ITEMS =>
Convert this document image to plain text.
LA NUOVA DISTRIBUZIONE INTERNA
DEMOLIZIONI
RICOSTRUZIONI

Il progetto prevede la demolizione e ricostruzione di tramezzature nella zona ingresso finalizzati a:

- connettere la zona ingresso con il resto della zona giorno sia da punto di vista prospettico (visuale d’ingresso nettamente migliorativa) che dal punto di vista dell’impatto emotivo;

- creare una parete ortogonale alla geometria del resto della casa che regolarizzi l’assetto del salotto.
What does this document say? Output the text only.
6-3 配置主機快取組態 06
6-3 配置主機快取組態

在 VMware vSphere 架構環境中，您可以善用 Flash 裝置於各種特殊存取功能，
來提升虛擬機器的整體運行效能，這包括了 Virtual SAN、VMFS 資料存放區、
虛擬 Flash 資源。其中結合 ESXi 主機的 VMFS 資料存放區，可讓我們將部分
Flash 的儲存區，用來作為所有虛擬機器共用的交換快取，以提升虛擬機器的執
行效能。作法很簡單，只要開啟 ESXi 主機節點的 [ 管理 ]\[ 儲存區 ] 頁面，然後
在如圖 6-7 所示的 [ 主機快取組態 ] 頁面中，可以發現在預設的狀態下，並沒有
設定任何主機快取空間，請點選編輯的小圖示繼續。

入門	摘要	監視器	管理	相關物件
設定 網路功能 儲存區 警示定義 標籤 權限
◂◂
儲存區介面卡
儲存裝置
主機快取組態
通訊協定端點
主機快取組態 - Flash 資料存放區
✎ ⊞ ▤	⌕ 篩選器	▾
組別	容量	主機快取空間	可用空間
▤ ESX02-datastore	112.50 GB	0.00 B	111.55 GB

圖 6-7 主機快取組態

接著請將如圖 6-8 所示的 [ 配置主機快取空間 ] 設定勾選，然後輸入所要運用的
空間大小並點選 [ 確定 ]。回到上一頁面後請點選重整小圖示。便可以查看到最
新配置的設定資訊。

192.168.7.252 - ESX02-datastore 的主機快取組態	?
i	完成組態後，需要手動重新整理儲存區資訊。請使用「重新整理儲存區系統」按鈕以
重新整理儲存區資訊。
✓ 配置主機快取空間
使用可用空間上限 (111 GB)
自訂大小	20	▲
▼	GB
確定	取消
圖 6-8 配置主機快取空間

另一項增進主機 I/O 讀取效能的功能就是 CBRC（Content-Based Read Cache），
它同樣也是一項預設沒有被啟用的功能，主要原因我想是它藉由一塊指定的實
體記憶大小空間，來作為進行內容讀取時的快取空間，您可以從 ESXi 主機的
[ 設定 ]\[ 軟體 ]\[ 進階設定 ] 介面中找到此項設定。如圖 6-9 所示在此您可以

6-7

EXERCISE DESCRIPTION => Reproduce the complete set of lines precisely as supplied.

EXERCISE RESPONSE =>
Convert this document image to plain text.
LA NUOVA DISTRIBUZIONE INTERNA
DEMOLIZIONI
RICOSTRUZIONI

Il progetto prevede la demolizione e ricostruzione di tramezzature nella zona ingresso finalizzati a:

- connettere la zona ingresso con il resto della zona giorno sia da punto di vista prospettico (visuale d’ingresso nettamente migliorativa) che dal punto di vista dell’impatto emotivo;

- creare una parete ortogonale alla geometria del resto della casa che regolarizzi l’assetto del salotto.
What does this document say? Output the text only.
6-3 配置主機快取組態 06
6-3 配置主機快取組態

在 VMware vSphere 架構環境中，您可以善用 Flash 裝置於各種特殊存取功能，
來提升虛擬機器的整體運行效能，這包括了 Virtual SAN、VMFS 資料存放區、
虛擬 Flash 資源。其中結合 ESXi 主機的 VMFS 資料存放區，可讓我們將部分
Flash 的儲存區，用來作為所有虛擬機器共用的交換快取，以提升虛擬機器的執
行效能。作法很簡單，只要開啟 ESXi 主機節點的 [ 管理 ]\[ 儲存區 ] 頁面，然後
在如圖 6-7 所示的 [ 主機快取組態 ] 頁面中，可以發現在預設的狀態下，並沒有
設定任何主機快取空間，請點選編輯的小圖示繼續。

入門	摘要	監視器	管理	相關物件
設定 網路功能 儲存區 警示定義 標籤 權限
◂◂
儲存區介面卡
儲存裝置
主機快取組態
通訊協定端點
主機快取組態 - Flash 資料存放區
✎ ⊞ ▤	⌕ 篩選器	▾
組別	容量	主機快取空間	可用空間
▤ ESX02-datastore	112.50 GB	0.00 B	111.55 GB

圖 6-7 主機快取組態

接著請將如圖 6-8 所示的 [ 配置主機快取空間 ] 設定勾選，然後輸入所要運用的
空間大小並點選 [ 確定 ]。回到上一頁面後請點選重整小圖示。便可以查看到最
新配置的設定資訊。

192.168.7.252 - ESX02-datastore 的主機快取組態	?
i	完成組態後，需要手動重新整理儲存區資訊。請使用「重新整理儲存區系統」按鈕以
重新整理儲存區資訊。
✓ 配置主機快取空間
使用可用空間上限 (111 GB)
自訂大小	20	▲
▼	GB
確定	取消
圖 6-8 配置主機快取空間

另一項增進主機 I/O 讀取效能的功能就是 CBRC（Content-Based Read Cache），
它同樣也是一項預設沒有被啟用的功能，主要原因我想是它藉由一塊指定的實
體記憶大小空間，來作為進行內容讀取時的快取空間，您可以從 ESXi 主機的
[ 設定 ]\[ 軟體 ]\[ 進階設定 ] 介面中找到此項設定。如圖 6-9 所示在此您可以

6-7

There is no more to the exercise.